** START OF Listed entries **
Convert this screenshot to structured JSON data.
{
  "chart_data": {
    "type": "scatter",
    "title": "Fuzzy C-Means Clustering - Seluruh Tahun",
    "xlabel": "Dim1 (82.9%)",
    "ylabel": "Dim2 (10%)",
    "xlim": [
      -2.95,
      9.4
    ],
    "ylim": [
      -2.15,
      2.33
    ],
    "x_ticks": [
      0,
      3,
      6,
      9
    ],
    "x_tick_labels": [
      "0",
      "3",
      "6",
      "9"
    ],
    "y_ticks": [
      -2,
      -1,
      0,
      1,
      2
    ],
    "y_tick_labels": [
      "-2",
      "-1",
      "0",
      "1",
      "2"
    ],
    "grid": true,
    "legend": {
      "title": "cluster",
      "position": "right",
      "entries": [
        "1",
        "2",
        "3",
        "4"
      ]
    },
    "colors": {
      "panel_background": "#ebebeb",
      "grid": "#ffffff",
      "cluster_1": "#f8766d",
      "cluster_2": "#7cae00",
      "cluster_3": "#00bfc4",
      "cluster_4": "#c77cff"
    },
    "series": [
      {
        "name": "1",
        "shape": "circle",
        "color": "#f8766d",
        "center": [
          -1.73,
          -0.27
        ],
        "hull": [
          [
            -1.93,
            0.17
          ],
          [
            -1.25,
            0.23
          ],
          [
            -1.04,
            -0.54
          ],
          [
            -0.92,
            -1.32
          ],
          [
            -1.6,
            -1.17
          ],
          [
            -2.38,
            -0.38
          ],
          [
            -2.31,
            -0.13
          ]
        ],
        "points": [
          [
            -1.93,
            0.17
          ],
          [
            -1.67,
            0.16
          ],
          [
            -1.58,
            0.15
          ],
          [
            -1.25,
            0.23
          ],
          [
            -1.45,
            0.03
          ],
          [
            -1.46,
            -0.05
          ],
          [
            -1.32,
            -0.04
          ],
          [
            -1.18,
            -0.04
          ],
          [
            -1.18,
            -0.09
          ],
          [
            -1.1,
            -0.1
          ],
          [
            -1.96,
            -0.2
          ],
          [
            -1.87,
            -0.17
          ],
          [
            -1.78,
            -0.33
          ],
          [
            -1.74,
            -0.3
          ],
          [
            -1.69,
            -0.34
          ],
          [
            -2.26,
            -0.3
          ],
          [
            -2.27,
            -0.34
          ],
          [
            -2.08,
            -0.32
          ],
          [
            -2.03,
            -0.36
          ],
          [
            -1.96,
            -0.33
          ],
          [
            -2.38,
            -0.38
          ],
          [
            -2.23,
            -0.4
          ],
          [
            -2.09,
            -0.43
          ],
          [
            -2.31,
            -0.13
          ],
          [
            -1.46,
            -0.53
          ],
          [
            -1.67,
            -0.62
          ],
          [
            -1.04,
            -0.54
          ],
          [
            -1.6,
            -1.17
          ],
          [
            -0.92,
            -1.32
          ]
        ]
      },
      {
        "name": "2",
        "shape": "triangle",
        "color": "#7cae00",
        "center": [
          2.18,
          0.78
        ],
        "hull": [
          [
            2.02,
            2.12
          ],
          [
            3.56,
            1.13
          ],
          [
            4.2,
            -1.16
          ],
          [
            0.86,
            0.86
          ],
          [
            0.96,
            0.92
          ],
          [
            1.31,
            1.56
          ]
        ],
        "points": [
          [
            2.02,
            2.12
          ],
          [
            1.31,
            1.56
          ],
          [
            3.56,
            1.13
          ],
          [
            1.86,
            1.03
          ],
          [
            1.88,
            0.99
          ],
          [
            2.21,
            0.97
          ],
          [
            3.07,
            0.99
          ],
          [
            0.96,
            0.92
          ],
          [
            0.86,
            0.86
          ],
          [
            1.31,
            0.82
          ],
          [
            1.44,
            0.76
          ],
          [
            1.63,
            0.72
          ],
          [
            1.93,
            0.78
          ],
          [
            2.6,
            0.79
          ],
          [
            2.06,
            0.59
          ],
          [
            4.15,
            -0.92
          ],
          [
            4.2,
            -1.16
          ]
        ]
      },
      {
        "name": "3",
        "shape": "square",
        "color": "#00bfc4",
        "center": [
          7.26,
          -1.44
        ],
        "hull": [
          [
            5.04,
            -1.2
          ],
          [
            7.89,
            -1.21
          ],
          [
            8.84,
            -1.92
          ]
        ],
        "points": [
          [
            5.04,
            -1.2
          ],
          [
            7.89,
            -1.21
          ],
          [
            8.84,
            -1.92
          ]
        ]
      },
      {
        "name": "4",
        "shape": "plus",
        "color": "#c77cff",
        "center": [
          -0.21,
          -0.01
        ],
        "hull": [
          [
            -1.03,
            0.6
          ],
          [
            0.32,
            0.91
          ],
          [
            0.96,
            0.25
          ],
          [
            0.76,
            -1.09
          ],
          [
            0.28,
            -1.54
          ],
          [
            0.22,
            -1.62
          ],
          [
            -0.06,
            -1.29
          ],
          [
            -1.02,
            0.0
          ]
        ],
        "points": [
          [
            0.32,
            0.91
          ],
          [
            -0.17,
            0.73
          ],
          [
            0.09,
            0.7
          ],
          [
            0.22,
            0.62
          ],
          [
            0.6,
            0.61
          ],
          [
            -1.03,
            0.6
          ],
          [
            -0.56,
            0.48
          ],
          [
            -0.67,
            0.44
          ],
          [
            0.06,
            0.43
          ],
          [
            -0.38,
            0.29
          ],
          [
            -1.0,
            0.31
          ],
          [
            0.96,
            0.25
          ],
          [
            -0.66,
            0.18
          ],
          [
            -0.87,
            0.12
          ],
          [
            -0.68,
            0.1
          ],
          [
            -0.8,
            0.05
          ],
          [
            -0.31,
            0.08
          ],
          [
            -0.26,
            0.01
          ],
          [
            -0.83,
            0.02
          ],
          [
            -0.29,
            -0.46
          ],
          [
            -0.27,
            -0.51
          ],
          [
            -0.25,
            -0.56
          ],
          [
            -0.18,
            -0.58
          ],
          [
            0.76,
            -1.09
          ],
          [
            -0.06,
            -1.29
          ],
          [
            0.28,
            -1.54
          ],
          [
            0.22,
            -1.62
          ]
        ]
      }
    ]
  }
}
** END OF Listed entries **
Description of the task → Please output every record, keeping each line exact.

Result of the task →
Convert this screenshot to structured JSON data.
{
  "chart_data": {
    "type": "scatter",
    "title": "Fuzzy C-Means Clustering - Seluruh Tahun",
    "xlabel": "Dim1 (82.9%)",
    "ylabel": "Dim2 (10%)",
    "xlim": [
      -2.95,
      9.4
    ],
    "ylim": [
      -2.15,
      2.33
    ],
    "x_ticks": [
      0,
      3,
      6,
      9
    ],
    "x_tick_labels": [
      "0",
      "3",
      "6",
      "9"
    ],
    "y_ticks": [
      -2,
      -1,
      0,
      1,
      2
    ],
    "y_tick_labels": [
      "-2",
      "-1",
      "0",
      "1",
      "2"
    ],
    "grid": true,
    "legend": {
      "title": "cluster",
      "position": "right",
      "entries": [
        "1",
        "2",
        "3",
        "4"
      ]
    },
    "colors": {
      "panel_background": "#ebebeb",
      "grid": "#ffffff",
      "cluster_1": "#f8766d",
      "cluster_2": "#7cae00",
      "cluster_3": "#00bfc4",
      "cluster_4": "#c77cff"
    },
    "series": [
      {
        "name": "1",
        "shape": "circle",
        "color": "#f8766d",
        "center": [
          -1.73,
          -0.27
        ],
        "hull": [
          [
            -1.93,
            0.17
          ],
          [
            -1.25,
            0.23
          ],
          [
            -1.04,
            -0.54
          ],
          [
            -0.92,
            -1.32
          ],
          [
            -1.6,
            -1.17
          ],
          [
            -2.38,
            -0.38
          ],
          [
            -2.31,
            -0.13
          ]
        ],
        "points": [
          [
            -1.93,
            0.17
          ],
          [
            -1.67,
            0.16
          ],
          [
            -1.58,
            0.15
          ],
          [
            -1.25,
            0.23
          ],
          [
            -1.45,
            0.03
          ],
          [
            -1.46,
            -0.05
          ],
          [
            -1.32,
            -0.04
          ],
          [
            -1.18,
            -0.04
          ],
          [
            -1.18,
            -0.09
          ],
          [
            -1.1,
            -0.1
          ],
          [
            -1.96,
            -0.2
          ],
          [
            -1.87,
            -0.17
          ],
          [
            -1.78,
            -0.33
          ],
          [
            -1.74,
            -0.3
          ],
          [
            -1.69,
            -0.34
          ],
          [
            -2.26,
            -0.3
          ],
          [
            -2.27,
            -0.34
          ],
          [
            -2.08,
            -0.32
          ],
          [
            -2.03,
            -0.36
          ],
          [
            -1.96,
            -0.33
          ],
          [
            -2.38,
            -0.38
          ],
          [
            -2.23,
            -0.4
          ],
          [
            -2.09,
            -0.43
          ],
          [
            -2.31,
            -0.13
          ],
          [
            -1.46,
            -0.53
          ],
          [
            -1.67,
            -0.62
          ],
          [
            -1.04,
            -0.54
          ],
          [
            -1.6,
            -1.17
          ],
          [
            -0.92,
            -1.32
          ]
        ]
      },
      {
        "name": "2",
        "shape": "triangle",
        "color": "#7cae00",
        "center": [
          2.18,
          0.78
        ],
        "hull": [
          [
            2.02,
            2.12
          ],
          [
            3.56,
            1.13
          ],
          [
            4.2,
            -1.16
          ],
          [
            0.86,
            0.86
          ],
          [
            0.96,
            0.92
          ],
          [
            1.31,
            1.56
          ]
        ],
        "points": [
          [
            2.02,
            2.12
          ],
          [
            1.31,
            1.56
          ],
          [
            3.56,
            1.13
          ],
          [
            1.86,
            1.03
          ],
          [
            1.88,
            0.99
          ],
          [
            2.21,
            0.97
          ],
          [
            3.07,
            0.99
          ],
          [
            0.96,
            0.92
          ],
          [
            0.86,
            0.86
          ],
          [
            1.31,
            0.82
          ],
          [
            1.44,
            0.76
          ],
          [
            1.63,
            0.72
          ],
          [
            1.93,
            0.78
          ],
          [
            2.6,
            0.79
          ],
          [
            2.06,
            0.59
          ],
          [
            4.15,
            -0.92
          ],
          [
            4.2,
            -1.16
          ]
        ]
      },
      {
        "name": "3",
        "shape": "square",
        "color": "#00bfc4",
        "center": [
          7.26,
          -1.44
        ],
        "hull": [
          [
            5.04,
            -1.2
          ],
          [
            7.89,
            -1.21
          ],
          [
            8.84,
            -1.92
          ]
        ],
        "points": [
          [
            5.04,
            -1.2
          ],
          [
            7.89,
            -1.21
          ],
          [
            8.84,
            -1.92
          ]
        ]
      },
      {
        "name": "4",
        "shape": "plus",
        "color": "#c77cff",
        "center": [
          -0.21,
          -0.01
        ],
        "hull": [
          [
            -1.03,
            0.6
          ],
          [
            0.32,
            0.91
          ],
          [
            0.96,
            0.25
          ],
          [
            0.76,
            -1.09
          ],
          [
            0.28,
            -1.54
          ],
          [
            0.22,
            -1.62
          ],
          [
            -0.06,
            -1.29
          ],
          [
            -1.02,
            0.0
          ]
        ],
        "points": [
          [
            0.32,
            0.91
          ],
          [
            -0.17,
            0.73
          ],
          [
            0.09,
            0.7
          ],
          [
            0.22,
            0.62
          ],
          [
            0.6,
            0.61
          ],
          [
            -1.03,
            0.6
          ],
          [
            -0.56,
            0.48
          ],
          [
            -0.67,
            0.44
          ],
          [
            0.06,
            0.43
          ],
          [
            -0.38,
            0.29
          ],
          [
            -1.0,
            0.31
          ],
          [
            0.96,
            0.25
          ],
          [
            -0.66,
            0.18
          ],
          [
            -0.87,
            0.12
          ],
          [
            -0.68,
            0.1
          ],
          [
            -0.8,
            0.05
          ],
          [
            -0.31,
            0.08
          ],
          [
            -0.26,
            0.01
          ],
          [
            -0.83,
            0.02
          ],
          [
            -0.29,
            -0.46
          ],
          [
            -0.27,
            -0.51
          ],
          [
            -0.25,
            -0.56
          ],
          [
            -0.18,
            -0.58
          ],
          [
            0.76,
            -1.09
          ],
          [
            -0.06,
            -1.29
          ],
          [
            0.28,
            -1.54
          ],
          [
            0.22,
            -1.62
          ]
        ]
      }
    ]
  }
}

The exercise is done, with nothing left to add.